**TASK OBJECTIVE**
How many lines of the material below contain the string "azon"? Answer with the number and nothing else.

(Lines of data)
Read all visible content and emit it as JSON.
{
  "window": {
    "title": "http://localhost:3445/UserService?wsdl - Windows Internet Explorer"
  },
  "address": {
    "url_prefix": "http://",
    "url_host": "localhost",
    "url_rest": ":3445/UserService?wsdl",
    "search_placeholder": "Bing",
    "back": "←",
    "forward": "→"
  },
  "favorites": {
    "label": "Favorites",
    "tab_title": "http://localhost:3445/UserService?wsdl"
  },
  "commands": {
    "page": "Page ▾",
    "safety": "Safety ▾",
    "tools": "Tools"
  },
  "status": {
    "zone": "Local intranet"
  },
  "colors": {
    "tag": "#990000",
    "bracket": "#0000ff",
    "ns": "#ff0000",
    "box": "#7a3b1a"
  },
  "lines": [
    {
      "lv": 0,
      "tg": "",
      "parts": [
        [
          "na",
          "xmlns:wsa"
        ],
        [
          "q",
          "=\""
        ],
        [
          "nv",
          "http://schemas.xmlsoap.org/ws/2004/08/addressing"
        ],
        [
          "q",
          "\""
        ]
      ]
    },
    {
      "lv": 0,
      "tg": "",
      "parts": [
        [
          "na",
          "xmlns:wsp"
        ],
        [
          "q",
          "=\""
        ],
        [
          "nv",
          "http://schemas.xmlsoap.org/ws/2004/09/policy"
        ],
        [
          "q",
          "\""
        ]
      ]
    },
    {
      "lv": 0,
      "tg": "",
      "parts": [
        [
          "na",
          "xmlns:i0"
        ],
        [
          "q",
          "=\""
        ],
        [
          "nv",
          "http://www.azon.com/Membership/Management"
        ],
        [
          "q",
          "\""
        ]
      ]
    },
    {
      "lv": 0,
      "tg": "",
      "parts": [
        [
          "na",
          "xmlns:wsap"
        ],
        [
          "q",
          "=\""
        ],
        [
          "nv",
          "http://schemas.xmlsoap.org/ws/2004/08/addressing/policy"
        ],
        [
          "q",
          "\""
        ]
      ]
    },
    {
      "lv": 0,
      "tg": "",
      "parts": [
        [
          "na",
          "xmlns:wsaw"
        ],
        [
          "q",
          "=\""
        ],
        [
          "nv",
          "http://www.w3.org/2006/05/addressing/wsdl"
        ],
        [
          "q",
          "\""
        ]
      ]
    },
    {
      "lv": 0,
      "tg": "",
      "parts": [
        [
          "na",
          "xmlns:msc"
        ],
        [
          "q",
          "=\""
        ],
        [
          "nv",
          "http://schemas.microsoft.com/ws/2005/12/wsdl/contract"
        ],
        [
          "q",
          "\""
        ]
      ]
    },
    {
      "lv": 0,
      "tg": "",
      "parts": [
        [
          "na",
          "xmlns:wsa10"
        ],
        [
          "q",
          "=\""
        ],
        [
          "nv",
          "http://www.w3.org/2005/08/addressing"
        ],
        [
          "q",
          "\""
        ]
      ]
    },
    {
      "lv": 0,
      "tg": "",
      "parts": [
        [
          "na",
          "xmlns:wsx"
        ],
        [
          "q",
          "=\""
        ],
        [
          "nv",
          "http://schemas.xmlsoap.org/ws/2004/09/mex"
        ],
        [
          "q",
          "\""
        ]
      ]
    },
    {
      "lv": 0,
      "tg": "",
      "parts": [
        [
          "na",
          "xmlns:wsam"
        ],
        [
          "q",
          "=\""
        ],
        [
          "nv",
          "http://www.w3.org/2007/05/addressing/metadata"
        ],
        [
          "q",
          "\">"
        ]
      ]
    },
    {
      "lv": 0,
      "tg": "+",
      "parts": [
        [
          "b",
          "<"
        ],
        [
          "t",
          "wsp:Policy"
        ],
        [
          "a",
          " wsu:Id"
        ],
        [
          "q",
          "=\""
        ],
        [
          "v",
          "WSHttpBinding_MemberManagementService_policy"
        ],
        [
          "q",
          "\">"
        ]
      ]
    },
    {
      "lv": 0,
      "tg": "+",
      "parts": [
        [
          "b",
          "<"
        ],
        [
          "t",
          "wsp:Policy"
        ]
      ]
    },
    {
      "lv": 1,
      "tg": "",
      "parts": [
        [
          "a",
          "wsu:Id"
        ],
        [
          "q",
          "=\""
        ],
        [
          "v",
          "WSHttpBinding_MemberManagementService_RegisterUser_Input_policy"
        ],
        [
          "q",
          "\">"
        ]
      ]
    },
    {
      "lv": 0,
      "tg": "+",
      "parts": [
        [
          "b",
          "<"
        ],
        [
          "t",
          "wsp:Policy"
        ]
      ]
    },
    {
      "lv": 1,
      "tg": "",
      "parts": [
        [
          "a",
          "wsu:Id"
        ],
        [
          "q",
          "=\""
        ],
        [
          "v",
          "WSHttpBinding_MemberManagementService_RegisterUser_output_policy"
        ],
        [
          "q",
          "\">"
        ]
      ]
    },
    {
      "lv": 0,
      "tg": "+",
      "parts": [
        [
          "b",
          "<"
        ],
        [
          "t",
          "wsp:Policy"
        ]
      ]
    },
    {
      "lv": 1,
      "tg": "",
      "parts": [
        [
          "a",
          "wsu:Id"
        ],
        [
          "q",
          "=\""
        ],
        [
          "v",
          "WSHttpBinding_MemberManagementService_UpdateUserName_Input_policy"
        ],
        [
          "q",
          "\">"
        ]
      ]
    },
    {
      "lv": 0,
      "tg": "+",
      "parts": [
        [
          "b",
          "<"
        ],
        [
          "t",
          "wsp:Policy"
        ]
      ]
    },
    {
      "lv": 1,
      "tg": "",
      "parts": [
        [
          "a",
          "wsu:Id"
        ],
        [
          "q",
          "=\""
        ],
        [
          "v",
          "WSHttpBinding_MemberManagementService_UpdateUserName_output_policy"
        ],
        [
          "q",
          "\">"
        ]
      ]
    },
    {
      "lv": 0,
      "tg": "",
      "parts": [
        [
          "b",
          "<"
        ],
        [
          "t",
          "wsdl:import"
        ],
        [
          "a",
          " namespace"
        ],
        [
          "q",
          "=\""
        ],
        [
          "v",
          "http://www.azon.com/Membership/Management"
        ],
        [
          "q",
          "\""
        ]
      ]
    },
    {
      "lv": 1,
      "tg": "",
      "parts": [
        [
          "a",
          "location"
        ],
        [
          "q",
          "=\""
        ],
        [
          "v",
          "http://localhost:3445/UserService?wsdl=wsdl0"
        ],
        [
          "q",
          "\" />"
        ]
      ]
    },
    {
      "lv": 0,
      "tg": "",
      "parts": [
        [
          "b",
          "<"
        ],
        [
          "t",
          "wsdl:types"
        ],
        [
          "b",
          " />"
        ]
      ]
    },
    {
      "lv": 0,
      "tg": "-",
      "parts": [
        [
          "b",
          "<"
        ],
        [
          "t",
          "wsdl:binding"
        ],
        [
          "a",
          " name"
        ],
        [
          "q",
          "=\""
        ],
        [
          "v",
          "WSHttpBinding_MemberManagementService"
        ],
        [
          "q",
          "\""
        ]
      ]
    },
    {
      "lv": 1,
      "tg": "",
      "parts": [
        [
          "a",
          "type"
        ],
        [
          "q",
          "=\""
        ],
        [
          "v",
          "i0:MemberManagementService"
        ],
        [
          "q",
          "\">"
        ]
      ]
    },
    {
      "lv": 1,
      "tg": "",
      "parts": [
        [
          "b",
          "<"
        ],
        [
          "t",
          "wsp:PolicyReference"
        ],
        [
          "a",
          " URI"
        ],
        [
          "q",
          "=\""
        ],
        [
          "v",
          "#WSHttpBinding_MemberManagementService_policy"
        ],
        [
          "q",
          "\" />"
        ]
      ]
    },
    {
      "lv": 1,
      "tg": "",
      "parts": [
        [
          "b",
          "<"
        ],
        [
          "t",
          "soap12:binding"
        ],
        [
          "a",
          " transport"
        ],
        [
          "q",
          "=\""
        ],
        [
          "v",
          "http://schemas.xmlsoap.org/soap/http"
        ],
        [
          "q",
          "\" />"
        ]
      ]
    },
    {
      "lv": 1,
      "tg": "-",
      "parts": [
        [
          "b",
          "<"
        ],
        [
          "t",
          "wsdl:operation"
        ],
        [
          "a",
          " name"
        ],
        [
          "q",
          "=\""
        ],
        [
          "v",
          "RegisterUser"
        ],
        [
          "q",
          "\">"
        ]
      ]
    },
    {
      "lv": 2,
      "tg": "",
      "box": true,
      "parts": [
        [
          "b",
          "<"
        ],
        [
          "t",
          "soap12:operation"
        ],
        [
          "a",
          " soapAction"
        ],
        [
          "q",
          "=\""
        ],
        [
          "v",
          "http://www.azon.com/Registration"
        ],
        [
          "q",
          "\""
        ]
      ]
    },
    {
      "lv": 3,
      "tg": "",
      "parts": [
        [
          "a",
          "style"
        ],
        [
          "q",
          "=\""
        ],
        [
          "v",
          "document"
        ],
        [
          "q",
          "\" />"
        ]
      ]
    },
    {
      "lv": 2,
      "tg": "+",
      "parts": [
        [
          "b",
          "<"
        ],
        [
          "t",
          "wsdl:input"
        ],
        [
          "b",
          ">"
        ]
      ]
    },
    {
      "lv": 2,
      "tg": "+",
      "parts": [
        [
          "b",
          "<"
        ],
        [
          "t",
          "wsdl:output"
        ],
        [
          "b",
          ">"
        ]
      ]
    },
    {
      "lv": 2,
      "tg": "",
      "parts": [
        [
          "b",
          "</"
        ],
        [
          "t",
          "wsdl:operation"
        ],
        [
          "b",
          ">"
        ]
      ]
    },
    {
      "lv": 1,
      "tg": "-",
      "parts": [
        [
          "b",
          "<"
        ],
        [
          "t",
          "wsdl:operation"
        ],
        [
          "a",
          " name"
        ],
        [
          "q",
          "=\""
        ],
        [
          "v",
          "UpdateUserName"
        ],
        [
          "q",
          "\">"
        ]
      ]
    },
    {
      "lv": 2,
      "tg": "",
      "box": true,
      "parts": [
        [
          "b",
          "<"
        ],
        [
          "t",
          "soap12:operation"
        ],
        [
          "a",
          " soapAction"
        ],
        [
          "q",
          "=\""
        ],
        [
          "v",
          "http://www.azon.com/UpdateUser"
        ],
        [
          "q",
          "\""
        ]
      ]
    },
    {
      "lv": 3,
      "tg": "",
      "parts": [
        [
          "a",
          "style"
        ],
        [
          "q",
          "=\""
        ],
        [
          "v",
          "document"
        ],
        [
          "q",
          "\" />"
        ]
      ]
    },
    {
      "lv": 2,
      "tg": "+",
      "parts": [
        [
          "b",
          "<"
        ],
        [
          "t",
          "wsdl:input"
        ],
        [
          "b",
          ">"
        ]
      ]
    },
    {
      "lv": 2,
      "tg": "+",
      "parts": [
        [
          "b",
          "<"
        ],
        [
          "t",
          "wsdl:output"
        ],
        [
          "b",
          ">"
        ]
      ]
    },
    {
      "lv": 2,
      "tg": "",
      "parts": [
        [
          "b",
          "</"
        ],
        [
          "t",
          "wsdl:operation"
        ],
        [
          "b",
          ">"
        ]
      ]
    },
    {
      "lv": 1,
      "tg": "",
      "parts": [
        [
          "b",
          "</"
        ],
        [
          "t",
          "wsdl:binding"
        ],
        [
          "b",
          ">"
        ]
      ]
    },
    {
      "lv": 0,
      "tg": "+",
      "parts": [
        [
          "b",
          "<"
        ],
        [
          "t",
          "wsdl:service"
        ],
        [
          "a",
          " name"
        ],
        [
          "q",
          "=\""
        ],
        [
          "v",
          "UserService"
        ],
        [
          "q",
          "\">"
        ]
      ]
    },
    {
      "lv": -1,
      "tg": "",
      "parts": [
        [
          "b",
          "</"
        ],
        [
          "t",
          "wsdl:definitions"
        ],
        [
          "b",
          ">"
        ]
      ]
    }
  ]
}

**REPLY TO THE TASK**
4